◆ **Exercise details**
Below are some records. Pull every line that contains the word "Нұржан".

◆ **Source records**
— Start —

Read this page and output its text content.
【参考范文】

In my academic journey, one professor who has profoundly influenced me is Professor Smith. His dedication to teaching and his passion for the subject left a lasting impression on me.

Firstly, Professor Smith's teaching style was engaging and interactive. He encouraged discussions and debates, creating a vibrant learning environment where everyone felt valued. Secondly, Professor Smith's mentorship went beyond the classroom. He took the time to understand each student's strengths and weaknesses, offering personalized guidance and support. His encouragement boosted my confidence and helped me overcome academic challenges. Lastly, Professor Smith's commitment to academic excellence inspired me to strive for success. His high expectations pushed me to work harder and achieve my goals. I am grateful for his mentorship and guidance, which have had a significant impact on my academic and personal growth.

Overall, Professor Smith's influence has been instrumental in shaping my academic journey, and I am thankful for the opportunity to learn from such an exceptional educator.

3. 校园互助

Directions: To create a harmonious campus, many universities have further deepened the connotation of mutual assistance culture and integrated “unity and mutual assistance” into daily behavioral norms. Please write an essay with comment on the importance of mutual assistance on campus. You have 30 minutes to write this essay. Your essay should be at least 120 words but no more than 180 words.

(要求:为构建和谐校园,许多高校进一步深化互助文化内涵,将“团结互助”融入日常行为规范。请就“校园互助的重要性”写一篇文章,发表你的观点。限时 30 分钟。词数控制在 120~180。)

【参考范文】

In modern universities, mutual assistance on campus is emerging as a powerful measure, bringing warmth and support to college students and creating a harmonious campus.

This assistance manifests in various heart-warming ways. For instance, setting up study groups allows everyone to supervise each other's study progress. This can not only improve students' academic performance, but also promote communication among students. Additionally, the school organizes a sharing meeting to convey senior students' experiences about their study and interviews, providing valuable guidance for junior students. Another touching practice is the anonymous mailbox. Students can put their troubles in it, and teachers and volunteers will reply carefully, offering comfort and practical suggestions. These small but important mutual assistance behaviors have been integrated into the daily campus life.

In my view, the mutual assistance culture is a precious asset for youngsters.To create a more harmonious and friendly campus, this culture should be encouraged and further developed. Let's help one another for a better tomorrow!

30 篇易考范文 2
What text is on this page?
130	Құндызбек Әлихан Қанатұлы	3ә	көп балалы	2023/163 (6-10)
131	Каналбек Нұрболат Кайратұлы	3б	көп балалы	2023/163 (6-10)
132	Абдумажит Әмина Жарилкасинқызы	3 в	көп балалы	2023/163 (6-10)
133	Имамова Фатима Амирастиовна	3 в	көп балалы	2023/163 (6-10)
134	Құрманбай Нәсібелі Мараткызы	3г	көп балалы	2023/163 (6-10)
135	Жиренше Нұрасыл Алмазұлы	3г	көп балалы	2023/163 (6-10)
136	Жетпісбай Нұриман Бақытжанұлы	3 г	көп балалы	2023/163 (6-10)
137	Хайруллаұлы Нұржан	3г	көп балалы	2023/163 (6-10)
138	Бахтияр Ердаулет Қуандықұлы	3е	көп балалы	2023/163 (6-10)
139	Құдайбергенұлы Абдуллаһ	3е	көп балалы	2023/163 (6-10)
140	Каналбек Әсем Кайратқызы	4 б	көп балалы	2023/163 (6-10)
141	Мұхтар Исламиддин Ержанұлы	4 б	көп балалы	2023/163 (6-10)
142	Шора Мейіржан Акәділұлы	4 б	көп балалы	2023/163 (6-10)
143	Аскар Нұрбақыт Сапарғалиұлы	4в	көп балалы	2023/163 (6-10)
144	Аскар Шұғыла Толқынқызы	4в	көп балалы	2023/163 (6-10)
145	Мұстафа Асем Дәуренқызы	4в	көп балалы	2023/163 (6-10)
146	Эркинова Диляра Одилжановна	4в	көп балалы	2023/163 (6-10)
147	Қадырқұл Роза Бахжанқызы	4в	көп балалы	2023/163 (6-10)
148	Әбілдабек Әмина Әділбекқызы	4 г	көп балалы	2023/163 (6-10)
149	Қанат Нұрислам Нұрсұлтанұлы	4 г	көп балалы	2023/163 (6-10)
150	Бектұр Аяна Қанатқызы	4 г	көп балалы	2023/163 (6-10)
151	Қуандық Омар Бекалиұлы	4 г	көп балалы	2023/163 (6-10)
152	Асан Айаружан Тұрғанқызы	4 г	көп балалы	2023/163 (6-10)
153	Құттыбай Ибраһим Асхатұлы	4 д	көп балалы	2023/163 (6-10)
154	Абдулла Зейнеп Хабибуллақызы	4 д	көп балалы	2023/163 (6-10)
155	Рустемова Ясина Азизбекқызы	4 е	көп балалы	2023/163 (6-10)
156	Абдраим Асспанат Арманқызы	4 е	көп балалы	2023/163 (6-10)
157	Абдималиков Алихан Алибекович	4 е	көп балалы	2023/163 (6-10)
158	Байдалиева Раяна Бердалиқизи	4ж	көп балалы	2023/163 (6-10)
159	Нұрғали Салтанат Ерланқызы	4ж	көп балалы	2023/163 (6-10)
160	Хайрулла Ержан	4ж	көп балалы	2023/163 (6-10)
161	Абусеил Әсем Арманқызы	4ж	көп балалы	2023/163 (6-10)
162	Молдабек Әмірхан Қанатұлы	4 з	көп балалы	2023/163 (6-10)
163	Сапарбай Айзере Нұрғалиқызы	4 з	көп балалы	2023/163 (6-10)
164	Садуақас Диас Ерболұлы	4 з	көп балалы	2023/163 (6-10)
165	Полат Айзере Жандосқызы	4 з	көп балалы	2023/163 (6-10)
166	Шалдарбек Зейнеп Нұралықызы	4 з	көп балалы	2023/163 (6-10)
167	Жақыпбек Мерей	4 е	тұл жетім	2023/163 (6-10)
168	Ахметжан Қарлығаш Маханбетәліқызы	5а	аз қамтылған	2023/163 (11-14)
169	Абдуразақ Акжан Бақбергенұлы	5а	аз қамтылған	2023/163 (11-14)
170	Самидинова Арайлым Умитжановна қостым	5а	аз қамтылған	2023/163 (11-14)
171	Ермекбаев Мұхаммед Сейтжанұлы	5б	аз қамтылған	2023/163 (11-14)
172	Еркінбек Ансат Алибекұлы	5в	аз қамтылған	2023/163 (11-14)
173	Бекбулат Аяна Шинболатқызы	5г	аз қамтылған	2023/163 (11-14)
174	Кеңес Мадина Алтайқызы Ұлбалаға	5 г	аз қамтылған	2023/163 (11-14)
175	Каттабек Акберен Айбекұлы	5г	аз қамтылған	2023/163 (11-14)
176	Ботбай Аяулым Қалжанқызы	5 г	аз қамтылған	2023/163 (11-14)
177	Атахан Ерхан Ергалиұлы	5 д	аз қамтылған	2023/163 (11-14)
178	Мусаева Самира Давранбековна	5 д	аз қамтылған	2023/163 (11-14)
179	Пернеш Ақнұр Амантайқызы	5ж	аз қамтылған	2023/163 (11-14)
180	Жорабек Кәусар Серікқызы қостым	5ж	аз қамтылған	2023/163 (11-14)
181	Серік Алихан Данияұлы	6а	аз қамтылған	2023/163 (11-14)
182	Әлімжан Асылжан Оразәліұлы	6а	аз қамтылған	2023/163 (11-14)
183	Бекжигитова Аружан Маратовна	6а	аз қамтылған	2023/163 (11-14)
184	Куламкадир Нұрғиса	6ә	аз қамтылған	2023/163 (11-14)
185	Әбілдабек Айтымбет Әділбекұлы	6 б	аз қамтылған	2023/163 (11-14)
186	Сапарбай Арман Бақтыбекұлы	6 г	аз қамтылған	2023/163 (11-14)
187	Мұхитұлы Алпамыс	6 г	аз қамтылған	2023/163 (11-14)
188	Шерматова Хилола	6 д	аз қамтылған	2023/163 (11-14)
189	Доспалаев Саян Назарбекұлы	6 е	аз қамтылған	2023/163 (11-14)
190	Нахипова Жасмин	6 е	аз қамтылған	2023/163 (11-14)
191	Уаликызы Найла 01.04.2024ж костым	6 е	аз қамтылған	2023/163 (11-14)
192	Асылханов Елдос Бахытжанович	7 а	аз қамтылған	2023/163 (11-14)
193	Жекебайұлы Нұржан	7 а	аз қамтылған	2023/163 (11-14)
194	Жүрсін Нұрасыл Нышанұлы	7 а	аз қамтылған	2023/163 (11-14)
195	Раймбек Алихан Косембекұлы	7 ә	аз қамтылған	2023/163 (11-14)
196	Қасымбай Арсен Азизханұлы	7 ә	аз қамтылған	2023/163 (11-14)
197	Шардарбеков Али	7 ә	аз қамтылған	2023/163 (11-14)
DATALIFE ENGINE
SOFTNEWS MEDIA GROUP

— End —

◆ **Response below**
137	Хайруллаұлы Нұржан	3г	көп балалы	2023/163 (6-10)
193	Жекебайұлы Нұржан	7 а	аз қамтылған	2023/163 (11-14)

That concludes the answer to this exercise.